Data items
****************

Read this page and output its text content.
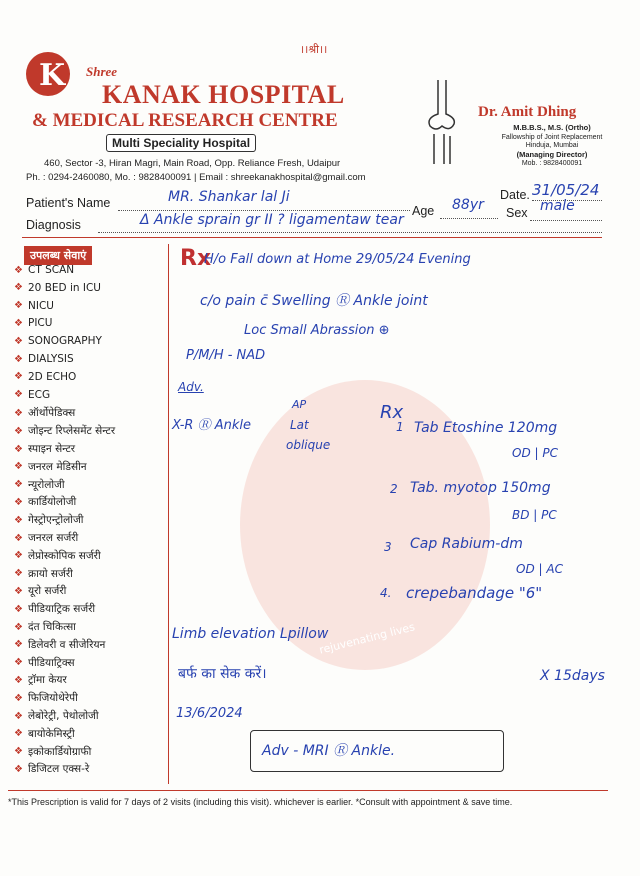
।।श्री।।
K Shree
KANAK HOSPITAL
& MEDICAL RESEARCH CENTRE
Multi Speciality Hospital
460, Sector -3, Hiran Magri, Main Road, Opp. Reliance Fresh, Udaipur
Ph. : 0294-2460080, Mo. : 9828400091 | Email : shreekanakhospital@gmail.com
Dr. Amit Dhing
M.B.B.S., M.S. (Ortho)
Fallowship of Joint Replacement
Hinduja, Mumbai
(Managing Director)
Mob. : 9828400091
Date. 31/05/24
Patient's Name	MR. Shankar lal Ji
Age 88yr Sex male
Diagnosis	Δ Ankle sprain gr II ? ligamentaw tear
rejuvenating lives
उपलब्ध सेवाएं
❖ CT SCAN
❖ 20 BED in ICU
❖ NICU
❖ PICU
❖ SONOGRAPHY
❖ DIALYSIS
❖ 2D ECHO
❖ ECG
❖ ऑर्थोपेडिक्स
❖ जोइन्ट रिप्लेसमेंट सेन्टर
❖ स्पाइन सेन्टर
❖ जनरल मेडिसीन
❖ न्यूरोलोजी
❖ कार्डियोलोजी
❖ गेस्ट्रोएन्ट्रोलोजी
❖ जनरल सर्जरी
❖ लेप्रोस्कोपिक सर्जरी
❖ क्रायो सर्जरी
❖ यूरो सर्जरी
❖ पीडियाट्रिक सर्जरी
❖ दंत चिकित्सा
❖ डिलेवरी व सीजेरियन
❖ पीडियाट्रिक्स
❖ ट्रॉमा केयर
❖ फिजियोथेरेपी
❖ लेबोरेट्री, पेथोलोजी
❖ बायोकेमिस्ट्री
❖ इकोकार्डियोग्राफी
❖ डिजिटल एक्स-रे
Rx
H/o Fall down at Home 29/05/24 Evening
c/o pain c̄ Swelling Ⓡ Ankle joint
Loc Small Abrassion ⊕
P/M/H - NAD
Adv.
X-R Ⓡ Ankle
AP
Lat
oblique
Rx
1 Tab Etoshine 120mg
OD | PC
2 Tab. myotop 150mg
BD | PC
3 Cap Rabium-dm
OD | AC
4. crepebandage "6"
Limb elevation Lpillow
बर्फ का सेक करें।	X 15days
13/6/2024
Adv - MRI Ⓡ Ankle.
*This Prescription is valid for 7 days of 2 visits (including this visit). whichever is earlier. *Consult with appointment & save time.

****************

WHAT IS NEEDED - Find every line in the entries that includes the word "this", then state how many there are and nothing else.

COMPLETED EXERCISE - 2